Every record must be repeated exactly; omit any pictures they contain.

DATA SHOWN =>
---
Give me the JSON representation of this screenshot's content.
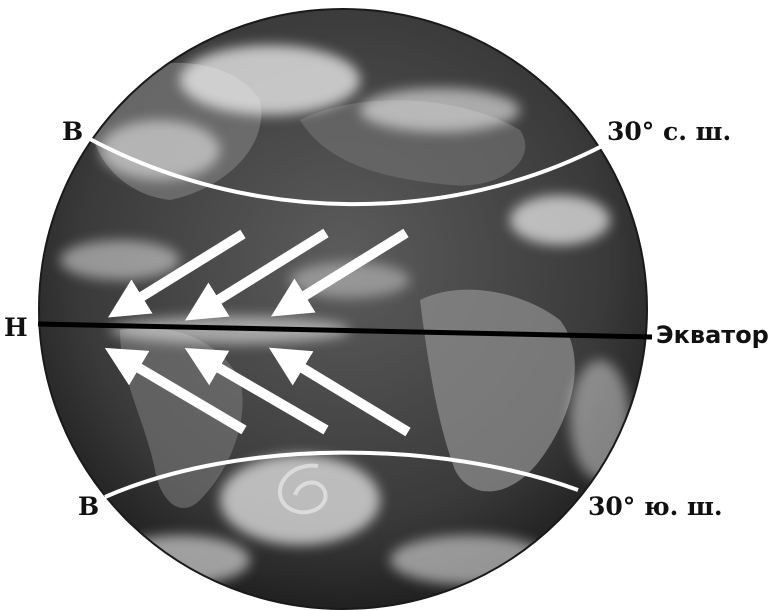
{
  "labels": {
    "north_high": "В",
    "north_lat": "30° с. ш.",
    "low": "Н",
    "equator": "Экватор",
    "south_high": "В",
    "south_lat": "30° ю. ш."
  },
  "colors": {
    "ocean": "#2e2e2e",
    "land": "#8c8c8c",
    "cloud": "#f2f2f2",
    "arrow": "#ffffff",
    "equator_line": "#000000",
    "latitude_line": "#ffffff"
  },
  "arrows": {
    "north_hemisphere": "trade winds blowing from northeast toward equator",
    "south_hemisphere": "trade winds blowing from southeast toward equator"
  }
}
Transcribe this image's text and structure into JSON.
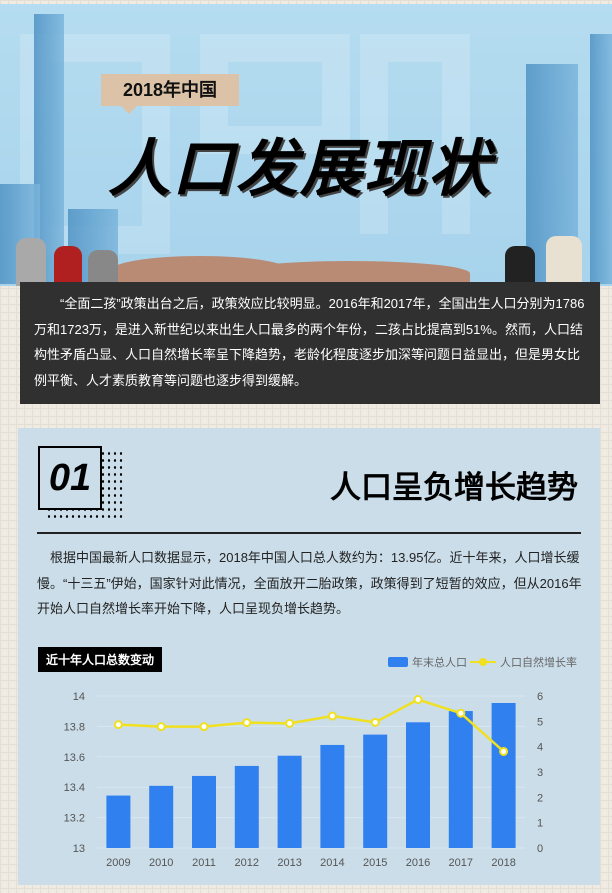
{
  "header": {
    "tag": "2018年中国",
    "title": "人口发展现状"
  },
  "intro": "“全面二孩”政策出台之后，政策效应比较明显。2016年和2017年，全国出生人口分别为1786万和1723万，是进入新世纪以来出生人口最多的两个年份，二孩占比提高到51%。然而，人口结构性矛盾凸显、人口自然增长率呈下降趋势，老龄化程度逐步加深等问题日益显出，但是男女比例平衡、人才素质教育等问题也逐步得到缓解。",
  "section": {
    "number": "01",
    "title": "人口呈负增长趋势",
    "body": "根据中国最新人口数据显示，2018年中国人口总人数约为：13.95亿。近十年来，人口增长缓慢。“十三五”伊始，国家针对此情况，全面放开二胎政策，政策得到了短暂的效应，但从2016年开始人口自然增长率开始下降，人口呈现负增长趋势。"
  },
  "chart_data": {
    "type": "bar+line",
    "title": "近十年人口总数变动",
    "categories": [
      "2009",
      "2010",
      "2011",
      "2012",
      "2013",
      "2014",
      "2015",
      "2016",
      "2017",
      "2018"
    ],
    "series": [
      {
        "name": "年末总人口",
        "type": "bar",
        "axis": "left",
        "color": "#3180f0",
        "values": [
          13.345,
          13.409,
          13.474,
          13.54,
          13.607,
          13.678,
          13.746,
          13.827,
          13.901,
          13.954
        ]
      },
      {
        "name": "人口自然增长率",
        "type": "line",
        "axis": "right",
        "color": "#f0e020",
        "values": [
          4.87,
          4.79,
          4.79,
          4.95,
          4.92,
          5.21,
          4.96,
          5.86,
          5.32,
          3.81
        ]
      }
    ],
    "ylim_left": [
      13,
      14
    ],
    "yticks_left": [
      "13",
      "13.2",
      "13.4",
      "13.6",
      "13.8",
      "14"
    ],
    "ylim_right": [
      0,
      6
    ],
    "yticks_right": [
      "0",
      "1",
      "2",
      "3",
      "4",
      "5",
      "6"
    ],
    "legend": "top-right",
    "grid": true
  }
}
---
EXPECTED ANSWER =>
Give me the JSON representation of this screenshot's content.
{
  "labels": {
    "north_high": "В",
    "north_lat": "30° с. ш.",
    "low": "Н",
    "equator": "Экватор",
    "south_high": "В",
    "south_lat": "30° ю. ш."
  },
  "colors": {
    "ocean": "#2e2e2e",
    "land": "#8c8c8c",
    "cloud": "#f2f2f2",
    "arrow": "#ffffff",
    "equator_line": "#000000",
    "latitude_line": "#ffffff"
  },
  "arrows": {
    "north_hemisphere": "trade winds blowing from northeast toward equator",
    "south_hemisphere": "trade winds blowing from southeast toward equator"
  }
}
Transcribe this image's text and structure into JSON.
{
  "header": {
    "tag": "2018年中国",
    "title": "人口发展现状"
  },
  "intro": "“全面二孩”政策出台之后，政策效应比较明显。2016年和2017年，全国出生人口分别为1786万和1723万，是进入新世纪以来出生人口最多的两个年份，二孩占比提高到51%。然而，人口结构性矛盾凸显、人口自然增长率呈下降趋势，老龄化程度逐步加深等问题日益显出，但是男女比例平衡、人才素质教育等问题也逐步得到缓解。",
  "section": {
    "number": "01",
    "title": "人口呈负增长趋势",
    "body": "根据中国最新人口数据显示，2018年中国人口总人数约为：13.95亿。近十年来，人口增长缓慢。“十三五”伊始，国家针对此情况，全面放开二胎政策，政策得到了短暂的效应，但从2016年开始人口自然增长率开始下降，人口呈现负增长趋势。"
  },
  "chart_data": {
    "type": "bar+line",
    "title": "近十年人口总数变动",
    "categories": [
      "2009",
      "2010",
      "2011",
      "2012",
      "2013",
      "2014",
      "2015",
      "2016",
      "2017",
      "2018"
    ],
    "series": [
      {
        "name": "年末总人口",
        "type": "bar",
        "axis": "left",
        "color": "#3180f0",
        "values": [
          13.345,
          13.409,
          13.474,
          13.54,
          13.607,
          13.678,
          13.746,
          13.827,
          13.901,
          13.954
        ]
      },
      {
        "name": "人口自然增长率",
        "type": "line",
        "axis": "right",
        "color": "#f0e020",
        "values": [
          4.87,
          4.79,
          4.79,
          4.95,
          4.92,
          5.21,
          4.96,
          5.86,
          5.32,
          3.81
        ]
      }
    ],
    "ylim_left": [
      13,
      14
    ],
    "yticks_left": [
      "13",
      "13.2",
      "13.4",
      "13.6",
      "13.8",
      "14"
    ],
    "ylim_right": [
      0,
      6
    ],
    "yticks_right": [
      "0",
      "1",
      "2",
      "3",
      "4",
      "5",
      "6"
    ],
    "legend": "top-right",
    "grid": true
  }
}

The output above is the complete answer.